# Hopper only and diplexer



## dandirk (Sep 30, 2008)

Currently I have a 722 VIP, and comcast internet (+ basic channels).

The moron who built my house thought RG6 splitters in the wall would be a GREAT idea...

So I am using Holland DPD2's diplexers (http://www.satpro.tv/Holland-DPD2.aspx) to merge the dish and comcast signals at home entry... then splitting them again to my 722 and comcast modem.

Was thinking of upgrading to the hopper for additional tuner and updated software and storage space.

I know these diplexers will cause problems with Joeys, but we only have one main tv and do not plan to use joeys (the other uses cable basic channels and rarely used).

Does anyone know if the diplexers will have issues with just a hopper?


----------



## RasputinAXP (Jan 23, 2008)

Yes. The Hopper needs the full sweep of the cable to do 3 satellite signals.


----------



## P Smith (Jul 25, 2002)

Check signals/freqs there www.dishuser.org/hopper.php - see PDF with diagrams.


----------



## gtal98 (Jan 30, 2011)

Theoretically it should work, since the third tuner is band-stacked above the two existing ones you are currently using (2150-3000 MHz). I have not tried this to verify it though. You may run into an issue of the splitters in the walls being cheap and limiting the higher frequencies though too.


----------



## P Smith (Jul 25, 2002)

for sure he will get intermittent problems with some channel as the signal would be attenuated below -63dB


----------



## 3HaloODST (Aug 9, 2010)

In short -- No it won't work. Note that it states on the diplexer 5-2150MHz. Hopper needs 3GHz. If you don't believe us, you can always try it for yourself and see. Report back if you have success, as it will be the first time.

EDIT: Diplexing _before_ the node should _theoretically_ work however it has been reported to kill MoCA. Granted if you don't need MoCA then it may not be an issue. However diplexing before the node would still be pointless as you would need two lines ran to the room defeating the purpose of diplexing.


----------
####
• Given instruction 1
In the Hopper diplexer thread, what frequency range does 3HaloODST say is printed on the diplexer?
The rows after this have no connection to the Hopper diplexer thread.

• Input
####
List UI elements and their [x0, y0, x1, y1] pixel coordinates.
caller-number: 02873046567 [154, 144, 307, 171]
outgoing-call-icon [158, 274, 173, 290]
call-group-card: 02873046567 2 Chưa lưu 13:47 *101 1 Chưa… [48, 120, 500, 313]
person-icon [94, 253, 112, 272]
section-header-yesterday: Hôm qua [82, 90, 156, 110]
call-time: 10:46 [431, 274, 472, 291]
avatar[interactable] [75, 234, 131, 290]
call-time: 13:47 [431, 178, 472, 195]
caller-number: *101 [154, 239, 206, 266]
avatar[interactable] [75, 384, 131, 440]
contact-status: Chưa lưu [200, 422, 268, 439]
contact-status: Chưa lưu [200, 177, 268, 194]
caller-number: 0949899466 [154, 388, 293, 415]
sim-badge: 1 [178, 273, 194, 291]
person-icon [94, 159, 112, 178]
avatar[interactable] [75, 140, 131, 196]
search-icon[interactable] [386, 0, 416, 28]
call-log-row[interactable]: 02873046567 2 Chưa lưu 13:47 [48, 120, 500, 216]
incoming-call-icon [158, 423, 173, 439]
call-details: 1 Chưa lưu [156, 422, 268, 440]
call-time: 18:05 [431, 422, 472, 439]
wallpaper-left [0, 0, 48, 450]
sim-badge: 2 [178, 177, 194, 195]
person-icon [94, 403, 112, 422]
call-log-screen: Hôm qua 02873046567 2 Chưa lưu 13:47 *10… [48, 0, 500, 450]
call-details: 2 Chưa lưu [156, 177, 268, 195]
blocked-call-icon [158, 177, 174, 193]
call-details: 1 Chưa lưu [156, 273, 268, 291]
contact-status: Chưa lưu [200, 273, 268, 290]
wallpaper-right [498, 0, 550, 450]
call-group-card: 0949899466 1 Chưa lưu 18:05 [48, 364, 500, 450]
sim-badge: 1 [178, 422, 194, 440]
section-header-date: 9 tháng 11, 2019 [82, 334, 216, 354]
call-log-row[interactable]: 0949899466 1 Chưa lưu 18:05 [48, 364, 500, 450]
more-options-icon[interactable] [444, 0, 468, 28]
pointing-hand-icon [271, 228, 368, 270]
####
• Given instruction 2
Please recast every line of the Block 1 rows as a Markdown table with the columns No. and Line, skipping any blank lines.

• Correct result 1
5-2150MHz.

• Correct result 2
| No. | Line |
|---|---|
| 1 | List UI elements and their [x0, y0, x1, y1] pixel coordinates. |
| 2 | caller-number: 02873046567 [154, 144, 307, 171] |
| 3 | outgoing-call-icon [158, 274, 173, 290] |
| 4 | call-group-card: 02873046567 2 Chưa lưu 13:47 *101 1 Chưa… [48, 120, 500, 313] |
| 5 | person-icon [94, 253, 112, 272] |
| 6 | section-header-yesterday: Hôm qua [82, 90, 156, 110] |
| 7 | call-time: 10:46 [431, 274, 472, 291] |
| 8 | avatar[interactable] [75, 234, 131, 290] |
| 9 | call-time: 13:47 [431, 178, 472, 195] |
| 10 | caller-number: *101 [154, 239, 206, 266] |
| 11 | avatar[interactable] [75, 384, 131, 440] |
| 12 | contact-status: Chưa lưu [200, 422, 268, 439] |
| 13 | contact-status: Chưa lưu [200, 177, 268, 194] |
| 14 | caller-number: 0949899466 [154, 388, 293, 415] |
| 15 | sim-badge: 1 [178, 273, 194, 291] |
| 16 | person-icon [94, 159, 112, 178] |
| 17 | avatar[interactable] [75, 140, 131, 196] |
| 18 | search-icon[interactable] [386, 0, 416, 28] |
| 19 | call-log-row[interactable]: 02873046567 2 Chưa lưu 13:47 [48, 120, 500, 216] |
| 20 | incoming-call-icon [158, 423, 173, 439] |
| 21 | call-details: 1 Chưa lưu [156, 422, 268, 440] |
| 22 | call-time: 18:05 [431, 422, 472, 439] |
| 23 | wallpaper-left [0, 0, 48, 450] |
| 24 | sim-badge: 2 [178, 177, 194, 195] |
| 25 | person-icon [94, 403, 112, 422] |
| 26 | call-log-screen: Hôm qua 02873046567 2 Chưa lưu 13:47 *10… [48, 0, 500, 450] |
| 27 | call-details: 2 Chưa lưu [156, 177, 268, 195] |
| 28 | blocked-call-icon [158, 177, 174, 193] |
| 29 | call-details: 1 Chưa lưu [156, 273, 268, 291] |
| 30 | contact-status: Chưa lưu [200, 273, 268, 290] |
| 31 | wallpaper-right [498, 0, 550, 450] |
| 32 | call-group-card: 0949899466 1 Chưa lưu 18:05 [48, 364, 500, 450] |
| 33 | sim-badge: 1 [178, 422, 194, 440] |
| 34 | section-header-date: 9 tháng 11, 2019 [82, 334, 216, 354] |
| 35 | call-log-row[interactable]: 0949899466 1 Chưa lưu 18:05 [48, 364, 500, 450] |
| 36 | more-options-icon[interactable] [444, 0, 468, 28] |
| 37 | pointing-hand-icon [271, 228, 368, 270] |